Problem requirements: The entries below are to be written out again without alteration.

[Raw records]
'''

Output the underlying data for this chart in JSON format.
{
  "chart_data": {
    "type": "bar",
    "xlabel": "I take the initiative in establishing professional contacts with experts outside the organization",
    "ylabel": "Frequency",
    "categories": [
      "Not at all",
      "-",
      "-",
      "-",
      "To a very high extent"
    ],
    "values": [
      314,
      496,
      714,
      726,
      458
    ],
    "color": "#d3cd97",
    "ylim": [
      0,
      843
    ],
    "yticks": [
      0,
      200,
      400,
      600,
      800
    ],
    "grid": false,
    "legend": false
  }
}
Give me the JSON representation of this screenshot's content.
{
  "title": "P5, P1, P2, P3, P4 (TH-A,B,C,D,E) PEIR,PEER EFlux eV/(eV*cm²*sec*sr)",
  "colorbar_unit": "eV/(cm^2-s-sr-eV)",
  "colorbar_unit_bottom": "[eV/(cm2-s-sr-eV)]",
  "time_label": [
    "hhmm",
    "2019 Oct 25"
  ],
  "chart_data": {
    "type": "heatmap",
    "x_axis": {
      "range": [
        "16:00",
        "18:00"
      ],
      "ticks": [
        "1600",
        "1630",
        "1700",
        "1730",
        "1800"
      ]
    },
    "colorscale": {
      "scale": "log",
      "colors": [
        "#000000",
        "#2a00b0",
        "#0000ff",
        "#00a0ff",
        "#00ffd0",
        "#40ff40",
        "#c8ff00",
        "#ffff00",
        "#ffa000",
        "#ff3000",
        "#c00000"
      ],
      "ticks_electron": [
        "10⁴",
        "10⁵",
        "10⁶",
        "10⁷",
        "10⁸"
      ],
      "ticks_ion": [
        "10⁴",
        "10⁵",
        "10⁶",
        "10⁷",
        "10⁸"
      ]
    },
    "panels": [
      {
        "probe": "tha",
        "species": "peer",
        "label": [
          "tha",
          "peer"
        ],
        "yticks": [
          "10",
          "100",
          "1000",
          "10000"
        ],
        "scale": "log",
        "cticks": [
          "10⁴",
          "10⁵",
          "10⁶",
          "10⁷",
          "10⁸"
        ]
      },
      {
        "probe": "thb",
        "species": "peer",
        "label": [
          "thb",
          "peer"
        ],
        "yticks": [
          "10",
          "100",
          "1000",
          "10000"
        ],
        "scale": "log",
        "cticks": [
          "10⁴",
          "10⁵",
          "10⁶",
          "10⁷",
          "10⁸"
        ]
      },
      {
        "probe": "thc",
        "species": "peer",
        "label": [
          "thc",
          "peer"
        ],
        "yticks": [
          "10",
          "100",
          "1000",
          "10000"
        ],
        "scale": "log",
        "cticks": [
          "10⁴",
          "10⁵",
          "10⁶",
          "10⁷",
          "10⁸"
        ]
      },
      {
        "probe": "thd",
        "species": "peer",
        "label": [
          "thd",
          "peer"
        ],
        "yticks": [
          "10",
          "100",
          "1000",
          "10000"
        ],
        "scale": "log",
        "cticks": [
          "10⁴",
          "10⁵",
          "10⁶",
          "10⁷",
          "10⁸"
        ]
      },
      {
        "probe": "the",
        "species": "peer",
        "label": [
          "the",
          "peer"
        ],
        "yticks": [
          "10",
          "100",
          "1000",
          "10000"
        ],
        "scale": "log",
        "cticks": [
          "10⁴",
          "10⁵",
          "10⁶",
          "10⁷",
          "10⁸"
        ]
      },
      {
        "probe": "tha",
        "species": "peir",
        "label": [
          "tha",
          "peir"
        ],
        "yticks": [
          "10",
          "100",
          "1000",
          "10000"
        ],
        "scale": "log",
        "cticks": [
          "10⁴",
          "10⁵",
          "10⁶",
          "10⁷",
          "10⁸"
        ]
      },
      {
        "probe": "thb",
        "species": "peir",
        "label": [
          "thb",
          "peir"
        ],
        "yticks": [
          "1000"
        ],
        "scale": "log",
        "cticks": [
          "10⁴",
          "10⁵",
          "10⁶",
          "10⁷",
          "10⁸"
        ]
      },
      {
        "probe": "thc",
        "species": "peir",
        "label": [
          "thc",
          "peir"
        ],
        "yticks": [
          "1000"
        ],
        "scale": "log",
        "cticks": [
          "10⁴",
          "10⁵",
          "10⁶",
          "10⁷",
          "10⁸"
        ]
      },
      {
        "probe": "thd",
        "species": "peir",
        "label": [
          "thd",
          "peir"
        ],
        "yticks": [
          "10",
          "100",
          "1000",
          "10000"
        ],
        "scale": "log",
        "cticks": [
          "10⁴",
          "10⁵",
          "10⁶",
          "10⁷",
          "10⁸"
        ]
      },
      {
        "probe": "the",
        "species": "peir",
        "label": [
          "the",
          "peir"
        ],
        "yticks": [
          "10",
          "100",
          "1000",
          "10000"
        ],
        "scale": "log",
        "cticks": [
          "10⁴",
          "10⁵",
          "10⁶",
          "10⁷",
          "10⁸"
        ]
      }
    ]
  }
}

'''

Task solution:
Output the underlying data for this chart in JSON format.
{
  "chart_data": {
    "type": "bar",
    "xlabel": "I take the initiative in establishing professional contacts with experts outside the organization",
    "ylabel": "Frequency",
    "categories": [
      "Not at all",
      "-",
      "-",
      "-",
      "To a very high extent"
    ],
    "values": [
      314,
      496,
      714,
      726,
      458
    ],
    "color": "#d3cd97",
    "ylim": [
      0,
      843
    ],
    "yticks": [
      0,
      200,
      400,
      600,
      800
    ],
    "grid": false,
    "legend": false
  }
}
Give me the JSON representation of this screenshot's content.
{
  "title": "P5, P1, P2, P3, P4 (TH-A,B,C,D,E) PEIR,PEER EFlux eV/(eV*cm²*sec*sr)",
  "colorbar_unit": "eV/(cm^2-s-sr-eV)",
  "colorbar_unit_bottom": "[eV/(cm2-s-sr-eV)]",
  "time_label": [
    "hhmm",
    "2019 Oct 25"
  ],
  "chart_data": {
    "type": "heatmap",
    "x_axis": {
      "range": [
        "16:00",
        "18:00"
      ],
      "ticks": [
        "1600",
        "1630",
        "1700",
        "1730",
        "1800"
      ]
    },
    "colorscale": {
      "scale": "log",
      "colors": [
        "#000000",
        "#2a00b0",
        "#0000ff",
        "#00a0ff",
        "#00ffd0",
        "#40ff40",
        "#c8ff00",
        "#ffff00",
        "#ffa000",
        "#ff3000",
        "#c00000"
      ],
      "ticks_electron": [
        "10⁴",
        "10⁵",
        "10⁶",
        "10⁷",
        "10⁸"
      ],
      "ticks_ion": [
        "10⁴",
        "10⁵",
        "10⁶",
        "10⁷",
        "10⁸"
      ]
    },
    "panels": [
      {
        "probe": "tha",
        "species": "peer",
        "label": [
          "tha",
          "peer"
        ],
        "yticks": [
          "10",
          "100",
          "1000",
          "10000"
        ],
        "scale": "log",
        "cticks": [
          "10⁴",
          "10⁵",
          "10⁶",
          "10⁷",
          "10⁸"
        ]
      },
      {
        "probe": "thb",
        "species": "peer",
        "label": [
          "thb",
          "peer"
        ],
        "yticks": [
          "10",
          "100",
          "1000",
          "10000"
        ],
        "scale": "log",
        "cticks": [
          "10⁴",
          "10⁵",
          "10⁶",
          "10⁷",
          "10⁸"
        ]
      },
      {
        "probe": "thc",
        "species": "peer",
        "label": [
          "thc",
          "peer"
        ],
        "yticks": [
          "10",
          "100",
          "1000",
          "10000"
        ],
        "scale": "log",
        "cticks": [
          "10⁴",
          "10⁵",
          "10⁶",
          "10⁷",
          "10⁸"
        ]
      },
      {
        "probe": "thd",
        "species": "peer",
        "label": [
          "thd",
          "peer"
        ],
        "yticks": [
          "10",
          "100",
          "1000",
          "10000"
        ],
        "scale": "log",
        "cticks": [
          "10⁴",
          "10⁵",
          "10⁶",
          "10⁷",
          "10⁸"
        ]
      },
      {
        "probe": "the",
        "species": "peer",
        "label": [
          "the",
          "peer"
        ],
        "yticks": [
          "10",
          "100",
          "1000",
          "10000"
        ],
        "scale": "log",
        "cticks": [
          "10⁴",
          "10⁵",
          "10⁶",
          "10⁷",
          "10⁸"
        ]
      },
      {
        "probe": "tha",
        "species": "peir",
        "label": [
          "tha",
          "peir"
        ],
        "yticks": [
          "10",
          "100",
          "1000",
          "10000"
        ],
        "scale": "log",
        "cticks": [
          "10⁴",
          "10⁵",
          "10⁶",
          "10⁷",
          "10⁸"
        ]
      },
      {
        "probe": "thb",
        "species": "peir",
        "label": [
          "thb",
          "peir"
        ],
        "yticks": [
          "1000"
        ],
        "scale": "log",
        "cticks": [
          "10⁴",
          "10⁵",
          "10⁶",
          "10⁷",
          "10⁸"
        ]
      },
      {
        "probe": "thc",
        "species": "peir",
        "label": [
          "thc",
          "peir"
        ],
        "yticks": [
          "1000"
        ],
        "scale": "log",
        "cticks": [
          "10⁴",
          "10⁵",
          "10⁶",
          "10⁷",
          "10⁸"
        ]
      },
      {
        "probe": "thd",
        "species": "peir",
        "label": [
          "thd",
          "peir"
        ],
        "yticks": [
          "10",
          "100",
          "1000",
          "10000"
        ],
        "scale": "log",
        "cticks": [
          "10⁴",
          "10⁵",
          "10⁶",
          "10⁷",
          "10⁸"
        ]
      },
      {
        "probe": "the",
        "species": "peir",
        "label": [
          "the",
          "peir"
        ],
        "yticks": [
          "10",
          "100",
          "1000",
          "10000"
        ],
        "scale": "log",
        "cticks": [
          "10⁴",
          "10⁵",
          "10⁶",
          "10⁷",
          "10⁸"
        ]
      }
    ]
  }
}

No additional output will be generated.